> **GIVEN TASK**
In the material below, identify each line bearing the word "this". Reproduce those lines.

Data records
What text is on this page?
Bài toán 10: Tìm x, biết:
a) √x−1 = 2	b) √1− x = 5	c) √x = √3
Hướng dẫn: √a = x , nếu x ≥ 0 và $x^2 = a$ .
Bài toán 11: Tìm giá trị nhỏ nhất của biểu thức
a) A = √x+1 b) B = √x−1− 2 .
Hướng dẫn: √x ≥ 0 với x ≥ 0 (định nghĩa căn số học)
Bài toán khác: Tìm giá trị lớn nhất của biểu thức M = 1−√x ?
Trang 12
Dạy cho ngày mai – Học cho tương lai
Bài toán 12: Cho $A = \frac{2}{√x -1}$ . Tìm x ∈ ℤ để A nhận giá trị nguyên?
--
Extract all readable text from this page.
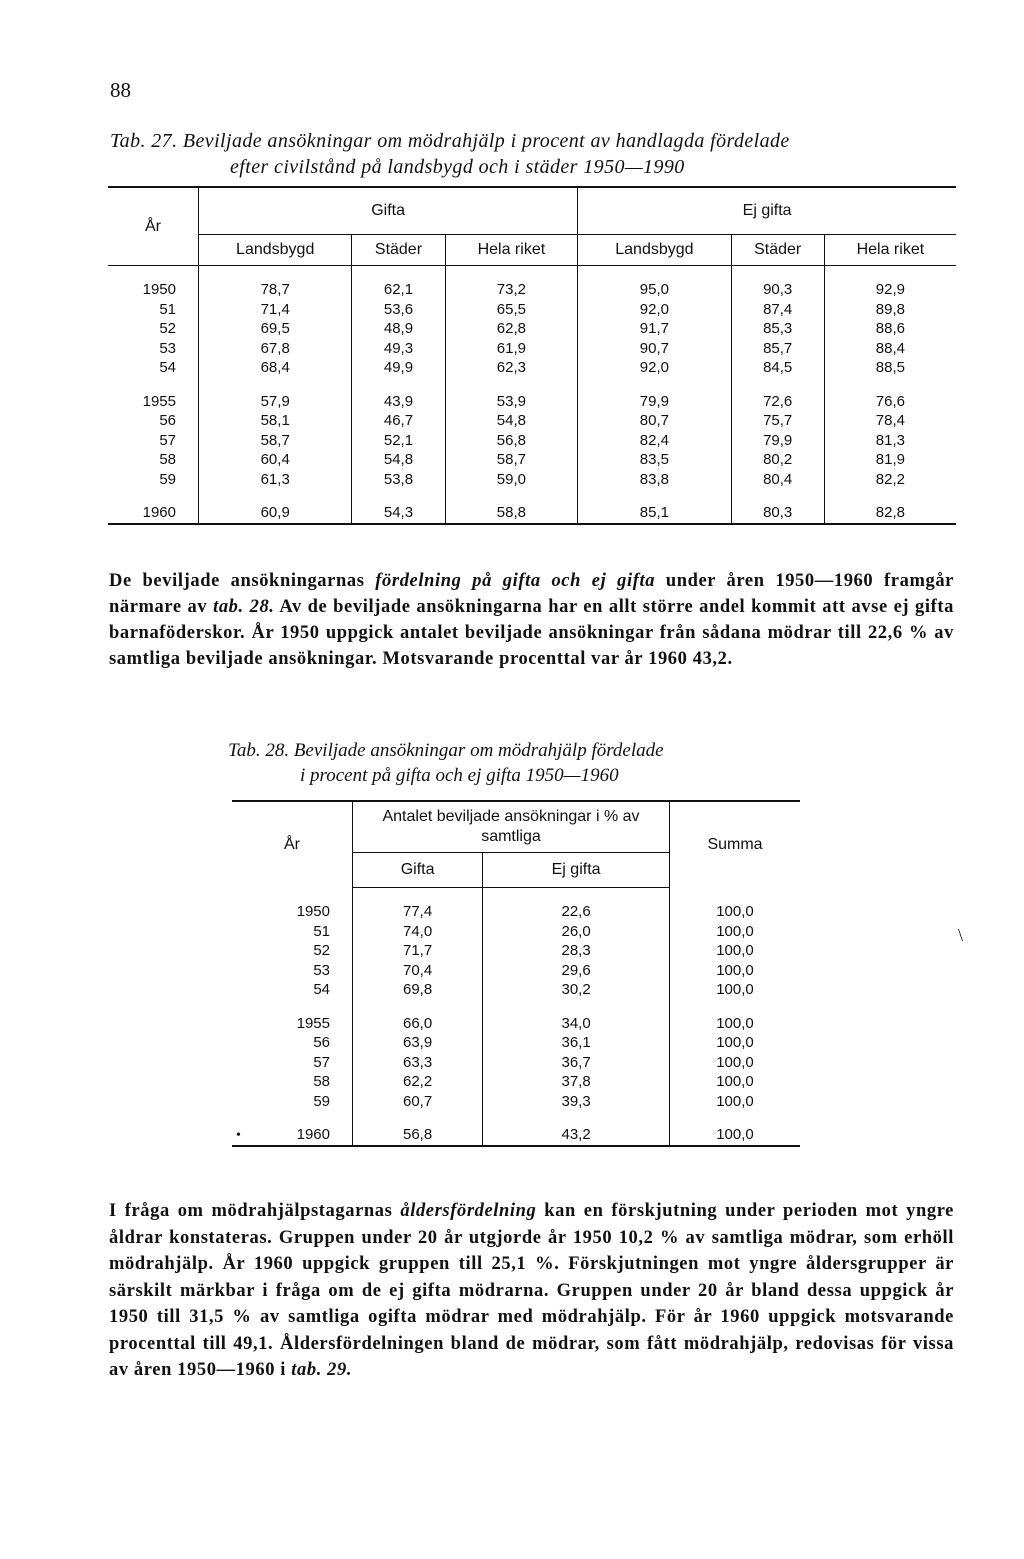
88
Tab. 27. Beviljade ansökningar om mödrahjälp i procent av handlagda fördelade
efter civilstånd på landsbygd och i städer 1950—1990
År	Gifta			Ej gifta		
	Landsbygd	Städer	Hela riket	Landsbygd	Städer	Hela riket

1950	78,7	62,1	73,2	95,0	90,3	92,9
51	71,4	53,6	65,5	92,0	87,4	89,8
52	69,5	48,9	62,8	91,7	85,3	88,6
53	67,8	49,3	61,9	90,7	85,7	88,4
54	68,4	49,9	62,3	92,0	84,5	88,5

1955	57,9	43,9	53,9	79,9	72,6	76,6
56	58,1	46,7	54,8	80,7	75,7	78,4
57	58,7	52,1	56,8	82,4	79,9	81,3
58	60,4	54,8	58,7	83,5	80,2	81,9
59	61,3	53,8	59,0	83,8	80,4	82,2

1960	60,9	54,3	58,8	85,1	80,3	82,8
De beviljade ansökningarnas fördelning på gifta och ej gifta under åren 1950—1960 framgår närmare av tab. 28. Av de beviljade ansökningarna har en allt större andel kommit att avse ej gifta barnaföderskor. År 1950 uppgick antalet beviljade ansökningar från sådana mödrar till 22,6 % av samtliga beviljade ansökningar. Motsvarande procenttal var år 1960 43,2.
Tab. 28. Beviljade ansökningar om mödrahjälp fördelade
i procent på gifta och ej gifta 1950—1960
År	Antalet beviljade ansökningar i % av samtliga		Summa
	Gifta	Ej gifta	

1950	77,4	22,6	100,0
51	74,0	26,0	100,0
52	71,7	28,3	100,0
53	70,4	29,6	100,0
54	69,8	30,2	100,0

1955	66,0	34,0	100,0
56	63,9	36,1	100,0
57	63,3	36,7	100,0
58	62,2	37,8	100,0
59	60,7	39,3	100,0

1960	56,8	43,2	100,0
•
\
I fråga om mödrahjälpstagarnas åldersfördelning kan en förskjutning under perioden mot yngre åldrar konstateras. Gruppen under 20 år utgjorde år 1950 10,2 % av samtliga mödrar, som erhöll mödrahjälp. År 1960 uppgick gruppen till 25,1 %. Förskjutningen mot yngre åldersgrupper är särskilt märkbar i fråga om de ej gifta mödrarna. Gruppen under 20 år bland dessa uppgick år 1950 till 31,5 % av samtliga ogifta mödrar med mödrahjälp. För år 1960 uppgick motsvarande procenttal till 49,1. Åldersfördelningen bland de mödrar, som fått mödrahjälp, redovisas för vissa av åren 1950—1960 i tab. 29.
--
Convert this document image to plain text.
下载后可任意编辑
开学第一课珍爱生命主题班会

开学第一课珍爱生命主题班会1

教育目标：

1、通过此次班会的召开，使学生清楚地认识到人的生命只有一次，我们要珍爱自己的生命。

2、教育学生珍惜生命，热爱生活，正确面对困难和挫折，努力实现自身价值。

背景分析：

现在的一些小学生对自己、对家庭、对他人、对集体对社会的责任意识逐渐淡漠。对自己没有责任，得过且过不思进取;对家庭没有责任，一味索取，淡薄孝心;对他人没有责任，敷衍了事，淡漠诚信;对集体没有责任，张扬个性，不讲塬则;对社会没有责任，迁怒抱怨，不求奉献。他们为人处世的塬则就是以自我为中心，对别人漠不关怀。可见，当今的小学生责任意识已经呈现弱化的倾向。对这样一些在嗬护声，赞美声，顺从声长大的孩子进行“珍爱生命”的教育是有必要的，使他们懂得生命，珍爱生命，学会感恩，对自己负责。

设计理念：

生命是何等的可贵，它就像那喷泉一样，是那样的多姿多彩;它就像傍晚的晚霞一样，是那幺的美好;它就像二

> **OUTPUT OF THE TASK**
What text is on this page?
Extract all readable text from this page.
Convert this document image to plain text.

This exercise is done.